» Tujuan Tugas
Dalam kutipan sumber tentang KDRT di bawah, undang-undang apa yang dijadikan rujukan untuk definisi KDRT?

» Kutipan Sumber
Kekerasan dalam Rumah tangga (KDRT) adalah istilah yang tidak asing di dengar oleh masyarakat awam. Media sering memberitakan KDRT baik yang dialami oleh masyarakat umum maupun selebriti terkenal. Sebenarnya, apa yang dimaksud dengan KDRT?
Menurut UU No. 23 Tahun 2004 tentang Penghapusan Kekerasan Dalam Rumah Tangga (UU PKDRT), dituliskan bahwa :
“KDRT adalah setiap perbuatan yang berakibat timbulnya kesengsaran atau penderitaan secara fisik, seksual, psikologis, dan/atau penelentaran rumah tangga termasuk ancaman untuk melakukan perbuatan, pemaksaan, atau perampasan kemerdekaan secara melawan hukum dalam lingkup rumah tangga”.

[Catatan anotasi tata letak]
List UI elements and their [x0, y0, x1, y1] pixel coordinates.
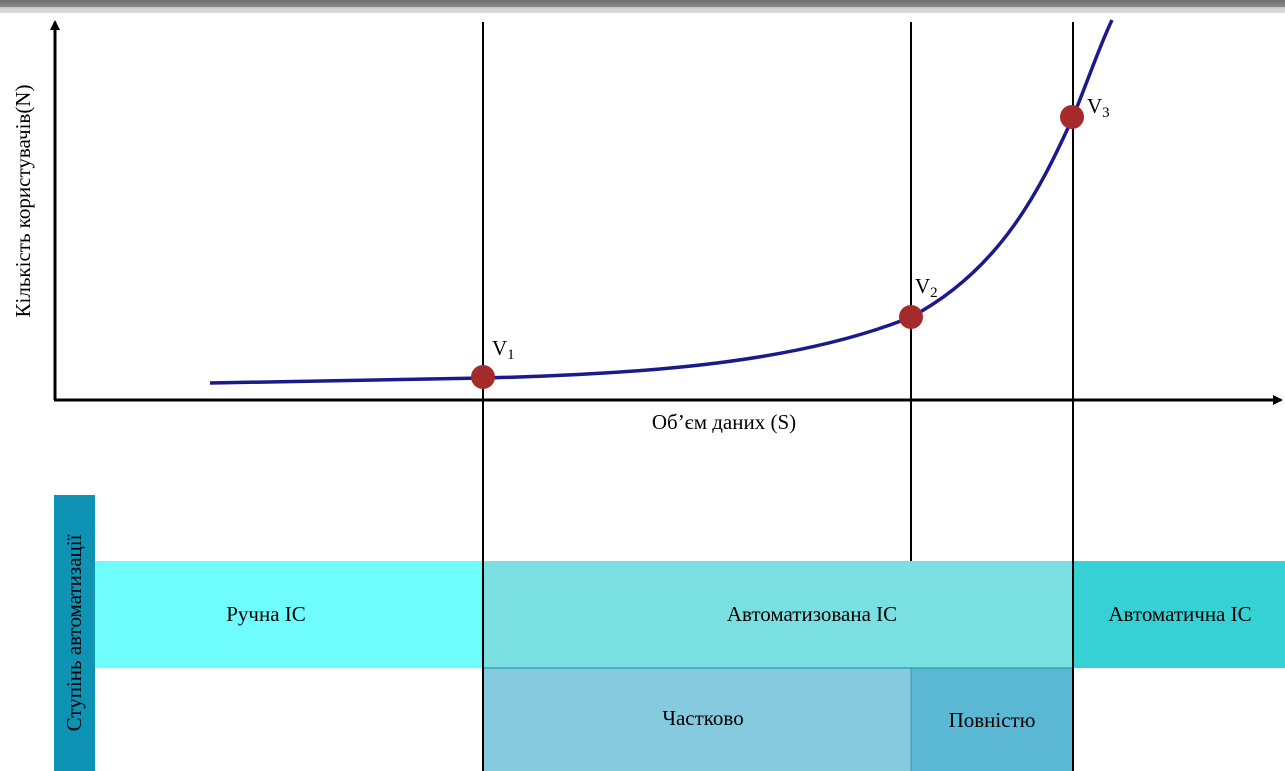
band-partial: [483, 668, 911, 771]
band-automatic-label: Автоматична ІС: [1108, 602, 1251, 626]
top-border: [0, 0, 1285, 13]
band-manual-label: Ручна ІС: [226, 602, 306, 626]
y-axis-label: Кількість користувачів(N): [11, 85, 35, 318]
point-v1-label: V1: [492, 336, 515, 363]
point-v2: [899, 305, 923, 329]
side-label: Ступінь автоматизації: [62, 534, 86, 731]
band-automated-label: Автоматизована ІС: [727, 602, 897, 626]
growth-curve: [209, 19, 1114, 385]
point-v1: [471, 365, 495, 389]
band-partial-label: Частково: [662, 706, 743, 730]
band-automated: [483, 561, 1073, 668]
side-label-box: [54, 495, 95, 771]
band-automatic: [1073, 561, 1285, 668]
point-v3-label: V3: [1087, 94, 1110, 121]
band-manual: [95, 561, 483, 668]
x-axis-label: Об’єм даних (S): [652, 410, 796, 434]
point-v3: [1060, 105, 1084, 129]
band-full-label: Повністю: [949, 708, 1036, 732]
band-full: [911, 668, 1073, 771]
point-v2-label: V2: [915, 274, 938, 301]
==
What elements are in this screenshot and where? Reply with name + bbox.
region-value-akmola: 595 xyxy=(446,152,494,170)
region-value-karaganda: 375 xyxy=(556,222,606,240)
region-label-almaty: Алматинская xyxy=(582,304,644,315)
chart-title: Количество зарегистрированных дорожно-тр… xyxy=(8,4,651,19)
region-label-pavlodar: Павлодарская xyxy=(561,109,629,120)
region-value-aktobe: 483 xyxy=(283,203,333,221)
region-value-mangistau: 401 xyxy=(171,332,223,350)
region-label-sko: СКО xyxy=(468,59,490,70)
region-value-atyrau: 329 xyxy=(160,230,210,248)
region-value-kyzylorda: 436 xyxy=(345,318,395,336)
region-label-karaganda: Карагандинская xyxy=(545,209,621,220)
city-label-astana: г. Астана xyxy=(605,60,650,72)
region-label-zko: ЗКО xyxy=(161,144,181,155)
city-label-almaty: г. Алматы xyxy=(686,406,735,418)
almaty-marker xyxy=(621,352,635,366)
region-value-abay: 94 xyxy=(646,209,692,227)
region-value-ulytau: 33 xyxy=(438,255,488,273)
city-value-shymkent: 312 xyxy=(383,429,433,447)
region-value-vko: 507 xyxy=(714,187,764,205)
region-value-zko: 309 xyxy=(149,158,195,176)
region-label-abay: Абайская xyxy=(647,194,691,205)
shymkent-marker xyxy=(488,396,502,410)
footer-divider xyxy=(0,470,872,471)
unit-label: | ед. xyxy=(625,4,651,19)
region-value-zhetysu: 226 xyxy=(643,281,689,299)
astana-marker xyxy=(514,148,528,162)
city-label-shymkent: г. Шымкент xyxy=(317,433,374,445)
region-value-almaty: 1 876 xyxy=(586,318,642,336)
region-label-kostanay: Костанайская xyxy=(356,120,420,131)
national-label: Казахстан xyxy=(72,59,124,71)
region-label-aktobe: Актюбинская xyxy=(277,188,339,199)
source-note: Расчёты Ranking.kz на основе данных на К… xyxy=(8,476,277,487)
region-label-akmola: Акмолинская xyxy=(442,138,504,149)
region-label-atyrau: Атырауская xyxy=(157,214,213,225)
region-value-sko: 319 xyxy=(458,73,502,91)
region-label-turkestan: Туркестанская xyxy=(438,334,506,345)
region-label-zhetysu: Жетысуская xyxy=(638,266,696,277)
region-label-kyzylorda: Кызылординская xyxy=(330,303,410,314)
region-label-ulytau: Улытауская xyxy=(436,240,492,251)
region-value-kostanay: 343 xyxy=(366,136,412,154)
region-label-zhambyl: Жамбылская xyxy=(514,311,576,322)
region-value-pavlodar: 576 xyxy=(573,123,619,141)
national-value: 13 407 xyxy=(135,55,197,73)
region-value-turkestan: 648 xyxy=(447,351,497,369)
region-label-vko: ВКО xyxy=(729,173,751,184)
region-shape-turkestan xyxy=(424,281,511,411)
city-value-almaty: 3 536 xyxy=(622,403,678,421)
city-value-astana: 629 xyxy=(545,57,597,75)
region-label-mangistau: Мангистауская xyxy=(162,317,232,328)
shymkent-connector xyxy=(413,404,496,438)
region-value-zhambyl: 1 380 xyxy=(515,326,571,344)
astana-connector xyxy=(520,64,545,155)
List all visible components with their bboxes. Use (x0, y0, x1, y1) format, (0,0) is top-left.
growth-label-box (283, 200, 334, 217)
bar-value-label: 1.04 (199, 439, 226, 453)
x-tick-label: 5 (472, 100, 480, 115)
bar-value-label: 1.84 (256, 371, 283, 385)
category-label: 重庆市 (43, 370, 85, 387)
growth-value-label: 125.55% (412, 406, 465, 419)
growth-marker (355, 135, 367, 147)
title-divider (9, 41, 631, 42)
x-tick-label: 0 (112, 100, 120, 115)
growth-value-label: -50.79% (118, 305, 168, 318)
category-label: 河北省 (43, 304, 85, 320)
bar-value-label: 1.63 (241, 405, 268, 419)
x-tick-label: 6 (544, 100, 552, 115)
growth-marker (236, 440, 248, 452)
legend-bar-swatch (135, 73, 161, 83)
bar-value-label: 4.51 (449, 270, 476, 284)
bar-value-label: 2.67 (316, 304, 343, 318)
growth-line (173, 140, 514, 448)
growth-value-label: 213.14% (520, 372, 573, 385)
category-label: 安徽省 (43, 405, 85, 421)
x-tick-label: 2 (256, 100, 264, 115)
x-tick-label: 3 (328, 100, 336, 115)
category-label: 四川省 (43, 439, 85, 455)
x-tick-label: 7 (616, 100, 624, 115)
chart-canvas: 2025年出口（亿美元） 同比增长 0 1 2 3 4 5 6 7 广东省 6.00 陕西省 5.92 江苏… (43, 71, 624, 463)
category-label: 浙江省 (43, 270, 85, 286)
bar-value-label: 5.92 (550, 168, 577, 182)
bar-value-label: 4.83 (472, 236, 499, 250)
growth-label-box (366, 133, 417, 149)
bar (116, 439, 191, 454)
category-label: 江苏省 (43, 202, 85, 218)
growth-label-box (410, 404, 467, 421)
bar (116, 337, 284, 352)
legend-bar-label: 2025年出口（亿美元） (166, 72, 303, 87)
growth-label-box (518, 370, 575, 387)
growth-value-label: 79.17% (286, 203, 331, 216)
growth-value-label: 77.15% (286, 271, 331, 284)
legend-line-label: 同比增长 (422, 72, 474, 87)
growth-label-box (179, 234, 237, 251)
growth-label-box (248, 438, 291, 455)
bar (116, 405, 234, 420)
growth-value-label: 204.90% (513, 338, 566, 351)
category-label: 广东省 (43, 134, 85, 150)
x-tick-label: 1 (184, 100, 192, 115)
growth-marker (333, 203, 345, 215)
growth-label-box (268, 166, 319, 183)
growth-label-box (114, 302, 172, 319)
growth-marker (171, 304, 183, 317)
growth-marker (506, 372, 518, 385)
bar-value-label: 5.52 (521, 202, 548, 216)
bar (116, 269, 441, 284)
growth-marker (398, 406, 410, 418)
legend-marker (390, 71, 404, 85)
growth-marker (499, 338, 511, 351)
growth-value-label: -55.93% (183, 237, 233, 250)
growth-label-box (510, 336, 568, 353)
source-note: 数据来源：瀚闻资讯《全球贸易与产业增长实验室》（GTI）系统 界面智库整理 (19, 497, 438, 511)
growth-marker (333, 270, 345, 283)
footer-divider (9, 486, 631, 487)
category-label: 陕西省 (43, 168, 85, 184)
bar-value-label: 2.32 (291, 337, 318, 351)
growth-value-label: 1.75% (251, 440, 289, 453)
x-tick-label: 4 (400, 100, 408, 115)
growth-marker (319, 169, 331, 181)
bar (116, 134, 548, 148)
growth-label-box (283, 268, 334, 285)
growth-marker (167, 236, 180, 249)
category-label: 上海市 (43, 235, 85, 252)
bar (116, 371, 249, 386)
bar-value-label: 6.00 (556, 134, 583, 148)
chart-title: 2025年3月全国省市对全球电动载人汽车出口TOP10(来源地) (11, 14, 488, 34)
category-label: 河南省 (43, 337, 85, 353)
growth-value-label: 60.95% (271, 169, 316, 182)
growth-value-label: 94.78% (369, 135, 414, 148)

» Hasil Tugas
UU No. 23 Tahun 2004 tentang Penghapusan Kekerasan Dalam Rumah Tangga (UU PKDRT).